Aim of the exercise:
Every entry here needs to be repeated exactly.

Materials provided:

——————————

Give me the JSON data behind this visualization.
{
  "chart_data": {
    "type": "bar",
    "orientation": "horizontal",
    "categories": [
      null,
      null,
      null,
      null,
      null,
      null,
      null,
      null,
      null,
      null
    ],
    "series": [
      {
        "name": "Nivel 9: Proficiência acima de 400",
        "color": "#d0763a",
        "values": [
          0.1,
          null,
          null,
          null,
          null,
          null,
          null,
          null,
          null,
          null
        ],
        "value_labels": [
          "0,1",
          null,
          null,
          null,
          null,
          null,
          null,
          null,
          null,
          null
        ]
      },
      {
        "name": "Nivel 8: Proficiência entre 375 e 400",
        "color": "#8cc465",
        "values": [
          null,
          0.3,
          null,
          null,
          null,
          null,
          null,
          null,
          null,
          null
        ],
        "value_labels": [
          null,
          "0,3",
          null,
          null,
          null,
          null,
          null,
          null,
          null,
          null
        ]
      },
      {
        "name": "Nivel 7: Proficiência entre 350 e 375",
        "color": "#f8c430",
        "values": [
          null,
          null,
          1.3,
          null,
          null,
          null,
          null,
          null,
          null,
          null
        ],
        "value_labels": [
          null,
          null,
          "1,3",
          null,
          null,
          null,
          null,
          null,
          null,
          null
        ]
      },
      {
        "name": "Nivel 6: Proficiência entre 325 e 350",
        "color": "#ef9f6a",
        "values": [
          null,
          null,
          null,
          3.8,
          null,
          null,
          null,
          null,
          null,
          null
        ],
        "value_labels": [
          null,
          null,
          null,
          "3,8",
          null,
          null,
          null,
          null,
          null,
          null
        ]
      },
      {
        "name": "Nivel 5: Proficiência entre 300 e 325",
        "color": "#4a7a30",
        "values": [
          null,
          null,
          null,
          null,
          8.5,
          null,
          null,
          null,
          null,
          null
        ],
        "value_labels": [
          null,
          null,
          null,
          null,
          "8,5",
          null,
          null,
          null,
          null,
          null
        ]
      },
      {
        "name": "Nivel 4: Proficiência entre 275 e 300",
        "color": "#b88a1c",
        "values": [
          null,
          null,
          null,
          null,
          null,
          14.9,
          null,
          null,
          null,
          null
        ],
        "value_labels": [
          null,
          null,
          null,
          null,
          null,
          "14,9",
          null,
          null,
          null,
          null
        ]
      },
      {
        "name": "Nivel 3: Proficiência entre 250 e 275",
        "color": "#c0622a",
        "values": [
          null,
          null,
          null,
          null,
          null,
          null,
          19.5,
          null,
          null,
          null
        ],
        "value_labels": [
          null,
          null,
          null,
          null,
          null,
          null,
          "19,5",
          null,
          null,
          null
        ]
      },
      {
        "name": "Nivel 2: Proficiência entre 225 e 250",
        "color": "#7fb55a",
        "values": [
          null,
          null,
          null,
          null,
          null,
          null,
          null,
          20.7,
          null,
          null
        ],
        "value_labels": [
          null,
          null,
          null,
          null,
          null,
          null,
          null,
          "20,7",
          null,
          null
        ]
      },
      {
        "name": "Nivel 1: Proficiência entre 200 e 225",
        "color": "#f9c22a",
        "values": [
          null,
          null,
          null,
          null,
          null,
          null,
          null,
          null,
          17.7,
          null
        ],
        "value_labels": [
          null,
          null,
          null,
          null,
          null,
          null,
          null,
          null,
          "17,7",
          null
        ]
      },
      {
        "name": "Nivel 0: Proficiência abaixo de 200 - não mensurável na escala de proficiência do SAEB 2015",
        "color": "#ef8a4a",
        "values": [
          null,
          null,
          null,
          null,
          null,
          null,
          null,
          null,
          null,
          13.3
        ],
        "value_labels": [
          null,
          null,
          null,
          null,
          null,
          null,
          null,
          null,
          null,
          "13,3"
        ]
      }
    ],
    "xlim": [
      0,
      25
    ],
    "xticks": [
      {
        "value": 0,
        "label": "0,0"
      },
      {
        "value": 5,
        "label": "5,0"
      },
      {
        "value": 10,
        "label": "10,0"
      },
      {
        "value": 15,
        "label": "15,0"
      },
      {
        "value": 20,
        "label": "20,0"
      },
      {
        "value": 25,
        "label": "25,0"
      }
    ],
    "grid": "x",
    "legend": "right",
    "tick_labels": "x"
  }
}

——————————

Task solution:
Give me the JSON data behind this visualization.
{
  "chart_data": {
    "type": "bar",
    "orientation": "horizontal",
    "categories": [
      null,
      null,
      null,
      null,
      null,
      null,
      null,
      null,
      null,
      null
    ],
    "series": [
      {
        "name": "Nivel 9: Proficiência acima de 400",
        "color": "#d0763a",
        "values": [
          0.1,
          null,
          null,
          null,
          null,
          null,
          null,
          null,
          null,
          null
        ],
        "value_labels": [
          "0,1",
          null,
          null,
          null,
          null,
          null,
          null,
          null,
          null,
          null
        ]
      },
      {
        "name": "Nivel 8: Proficiência entre 375 e 400",
        "color": "#8cc465",
        "values": [
          null,
          0.3,
          null,
          null,
          null,
          null,
          null,
          null,
          null,
          null
        ],
        "value_labels": [
          null,
          "0,3",
          null,
          null,
          null,
          null,
          null,
          null,
          null,
          null
        ]
      },
      {
        "name": "Nivel 7: Proficiência entre 350 e 375",
        "color": "#f8c430",
        "values": [
          null,
          null,
          1.3,
          null,
          null,
          null,
          null,
          null,
          null,
          null
        ],
        "value_labels": [
          null,
          null,
          "1,3",
          null,
          null,
          null,
          null,
          null,
          null,
          null
        ]
      },
      {
        "name": "Nivel 6: Proficiência entre 325 e 350",
        "color": "#ef9f6a",
        "values": [
          null,
          null,
          null,
          3.8,
          null,
          null,
          null,
          null,
          null,
          null
        ],
        "value_labels": [
          null,
          null,
          null,
          "3,8",
          null,
          null,
          null,
          null,
          null,
          null
        ]
      },
      {
        "name": "Nivel 5: Proficiência entre 300 e 325",
        "color": "#4a7a30",
        "values": [
          null,
          null,
          null,
          null,
          8.5,
          null,
          null,
          null,
          null,
          null
        ],
        "value_labels": [
          null,
          null,
          null,
          null,
          "8,5",
          null,
          null,
          null,
          null,
          null
        ]
      },
      {
        "name": "Nivel 4: Proficiência entre 275 e 300",
        "color": "#b88a1c",
        "values": [
          null,
          null,
          null,
          null,
          null,
          14.9,
          null,
          null,
          null,
          null
        ],
        "value_labels": [
          null,
          null,
          null,
          null,
          null,
          "14,9",
          null,
          null,
          null,
          null
        ]
      },
      {
        "name": "Nivel 3: Proficiência entre 250 e 275",
        "color": "#c0622a",
        "values": [
          null,
          null,
          null,
          null,
          null,
          null,
          19.5,
          null,
          null,
          null
        ],
        "value_labels": [
          null,
          null,
          null,
          null,
          null,
          null,
          "19,5",
          null,
          null,
          null
        ]
      },
      {
        "name": "Nivel 2: Proficiência entre 225 e 250",
        "color": "#7fb55a",
        "values": [
          null,
          null,
          null,
          null,
          null,
          null,
          null,
          20.7,
          null,
          null
        ],
        "value_labels": [
          null,
          null,
          null,
          null,
          null,
          null,
          null,
          "20,7",
          null,
          null
        ]
      },
      {
        "name": "Nivel 1: Proficiência entre 200 e 225",
        "color": "#f9c22a",
        "values": [
          null,
          null,
          null,
          null,
          null,
          null,
          null,
          null,
          17.7,
          null
        ],
        "value_labels": [
          null,
          null,
          null,
          null,
          null,
          null,
          null,
          null,
          "17,7",
          null
        ]
      },
      {
        "name": "Nivel 0: Proficiência abaixo de 200 - não mensurável na escala de proficiência do SAEB 2015",
        "color": "#ef8a4a",
        "values": [
          null,
          null,
          null,
          null,
          null,
          null,
          null,
          null,
          null,
          13.3
        ],
        "value_labels": [
          null,
          null,
          null,
          null,
          null,
          null,
          null,
          null,
          null,
          "13,3"
        ]
      }
    ],
    "xlim": [
      0,
      25
    ],
    "xticks": [
      {
        "value": 0,
        "label": "0,0"
      },
      {
        "value": 5,
        "label": "5,0"
      },
      {
        "value": 10,
        "label": "10,0"
      },
      {
        "value": 15,
        "label": "15,0"
      },
      {
        "value": 20,
        "label": "20,0"
      },
      {
        "value": 25,
        "label": "25,0"
      }
    ],
    "grid": "x",
    "legend": "right",
    "tick_labels": "x"
  }
}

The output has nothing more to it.